═════ RECORD EXCERPTS

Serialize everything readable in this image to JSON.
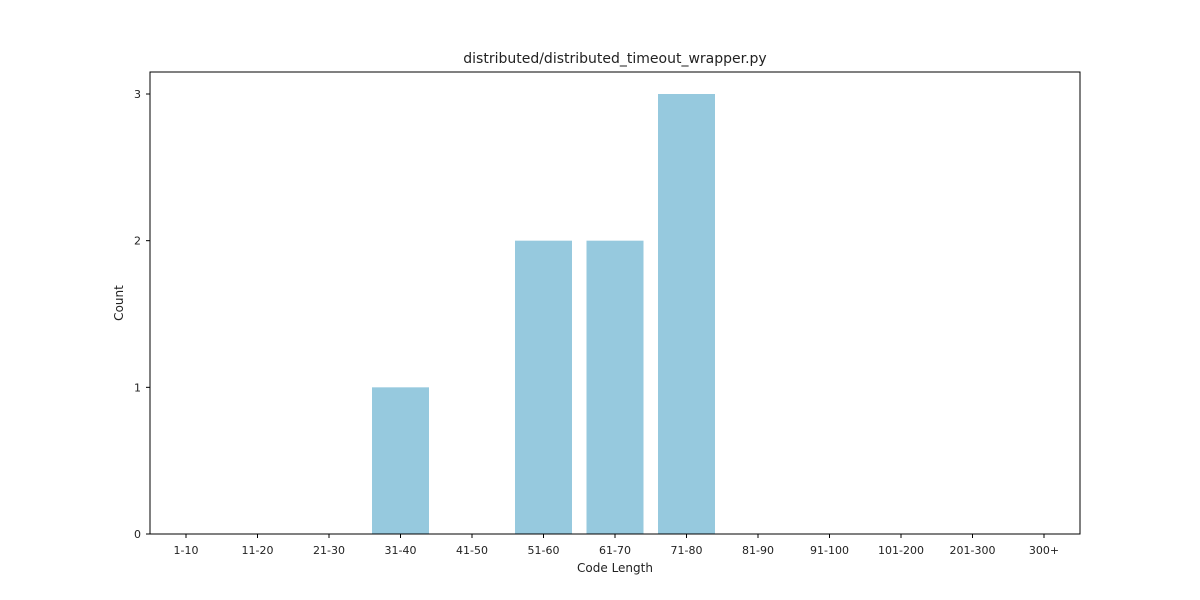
{
  "chart_data": {
    "type": "bar",
    "title": "distributed/distributed_timeout_wrapper.py",
    "xlabel": "Code Length",
    "ylabel": "Count",
    "categories": [
      "1-10",
      "11-20",
      "21-30",
      "31-40",
      "41-50",
      "51-60",
      "61-70",
      "71-80",
      "81-90",
      "91-100",
      "101-200",
      "201-300",
      "300+"
    ],
    "values": [
      0,
      0,
      0,
      1,
      0,
      2,
      2,
      3,
      0,
      0,
      0,
      0,
      0
    ],
    "ylim": [
      0,
      3.15
    ],
    "yticks": [
      0,
      1,
      2,
      3
    ],
    "grid": false,
    "bar_color": "#96c9de"
  }
}
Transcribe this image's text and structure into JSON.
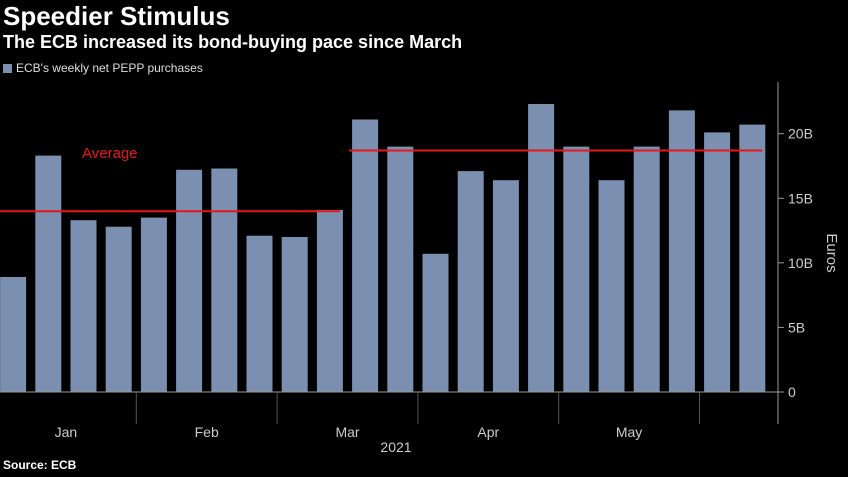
{
  "header": {
    "title": "Speedier Stimulus",
    "subtitle": "The ECB increased its bond-buying pace since March"
  },
  "source": "Source: ECB",
  "colors": {
    "bar": "#7b8fb0",
    "average": "#e8161b",
    "axis": "#9a9a9a",
    "background": "#000000"
  },
  "chart_data": {
    "type": "bar",
    "title": "Speedier Stimulus",
    "subtitle": "The ECB increased its bond-buying pace since March",
    "legend": {
      "entries": [
        "ECB's weekly net PEPP purchases"
      ],
      "placement": "top-left"
    },
    "series": [
      {
        "name": "ECB's weekly net PEPP purchases",
        "values": [
          8.9,
          18.3,
          13.3,
          12.8,
          13.5,
          17.2,
          17.3,
          12.1,
          12.0,
          14.1,
          21.1,
          19.0,
          10.7,
          17.1,
          16.4,
          22.3,
          19.0,
          16.4,
          19.0,
          21.8,
          20.1,
          20.7
        ]
      }
    ],
    "x_month_labels": [
      {
        "label": "Jan",
        "position": 1.5
      },
      {
        "label": "Feb",
        "position": 5.5
      },
      {
        "label": "Mar",
        "position": 9.5
      },
      {
        "label": "Apr",
        "position": 13.5
      },
      {
        "label": "May",
        "position": 17.5
      }
    ],
    "x_minor_ticks": [
      3.5,
      7.5,
      11.5,
      15.5,
      19.5
    ],
    "xlabel": "2021",
    "ylabel": "Euros",
    "ylim": [
      0,
      24
    ],
    "yticks": [
      {
        "value": 0,
        "label": "0"
      },
      {
        "value": 5,
        "label": "5B"
      },
      {
        "value": 10,
        "label": "10B"
      },
      {
        "value": 15,
        "label": "15B"
      },
      {
        "value": 20,
        "label": "20B"
      }
    ],
    "grid": false,
    "averages": [
      {
        "label": "Average",
        "value": 14.0,
        "from_index": 0,
        "to_index": 9
      },
      {
        "label": "",
        "value": 18.7,
        "from_index": 10,
        "to_index": 21
      }
    ]
  }
}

══════════

__WHAT IS ASKED__
Repeat each entry precisely as it appears. Leave the pictures out.

__SOLUTION__
Serialize everything readable in this image to JSON.
{
  "chart_data": {
    "type": "bar",
    "title": "distributed/distributed_timeout_wrapper.py",
    "xlabel": "Code Length",
    "ylabel": "Count",
    "categories": [
      "1-10",
      "11-20",
      "21-30",
      "31-40",
      "41-50",
      "51-60",
      "61-70",
      "71-80",
      "81-90",
      "91-100",
      "101-200",
      "201-300",
      "300+"
    ],
    "values": [
      0,
      0,
      0,
      1,
      0,
      2,
      2,
      3,
      0,
      0,
      0,
      0,
      0
    ],
    "ylim": [
      0,
      3.15
    ],
    "yticks": [
      0,
      1,
      2,
      3
    ],
    "grid": false,
    "bar_color": "#96c9de"
  }
}
Transcribe this image's text and structure into JSON.
{
  "header": {
    "title": "Speedier Stimulus",
    "subtitle": "The ECB increased its bond-buying pace since March"
  },
  "source": "Source: ECB",
  "colors": {
    "bar": "#7b8fb0",
    "average": "#e8161b",
    "axis": "#9a9a9a",
    "background": "#000000"
  },
  "chart_data": {
    "type": "bar",
    "title": "Speedier Stimulus",
    "subtitle": "The ECB increased its bond-buying pace since March",
    "legend": {
      "entries": [
        "ECB's weekly net PEPP purchases"
      ],
      "placement": "top-left"
    },
    "series": [
      {
        "name": "ECB's weekly net PEPP purchases",
        "values": [
          8.9,
          18.3,
          13.3,
          12.8,
          13.5,
          17.2,
          17.3,
          12.1,
          12.0,
          14.1,
          21.1,
          19.0,
          10.7,
          17.1,
          16.4,
          22.3,
          19.0,
          16.4,
          19.0,
          21.8,
          20.1,
          20.7
        ]
      }
    ],
    "x_month_labels": [
      {
        "label": "Jan",
        "position": 1.5
      },
      {
        "label": "Feb",
        "position": 5.5
      },
      {
        "label": "Mar",
        "position": 9.5
      },
      {
        "label": "Apr",
        "position": 13.5
      },
      {
        "label": "May",
        "position": 17.5
      }
    ],
    "x_minor_ticks": [
      3.5,
      7.5,
      11.5,
      15.5,
      19.5
    ],
    "xlabel": "2021",
    "ylabel": "Euros",
    "ylim": [
      0,
      24
    ],
    "yticks": [
      {
        "value": 0,
        "label": "0"
      },
      {
        "value": 5,
        "label": "5B"
      },
      {
        "value": 10,
        "label": "10B"
      },
      {
        "value": 15,
        "label": "15B"
      },
      {
        "value": 20,
        "label": "20B"
      }
    ],
    "grid": false,
    "averages": [
      {
        "label": "Average",
        "value": 14.0,
        "from_index": 0,
        "to_index": 9
      },
      {
        "label": "",
        "value": 18.7,
        "from_index": 10,
        "to_index": 21
      }
    ]
  }
}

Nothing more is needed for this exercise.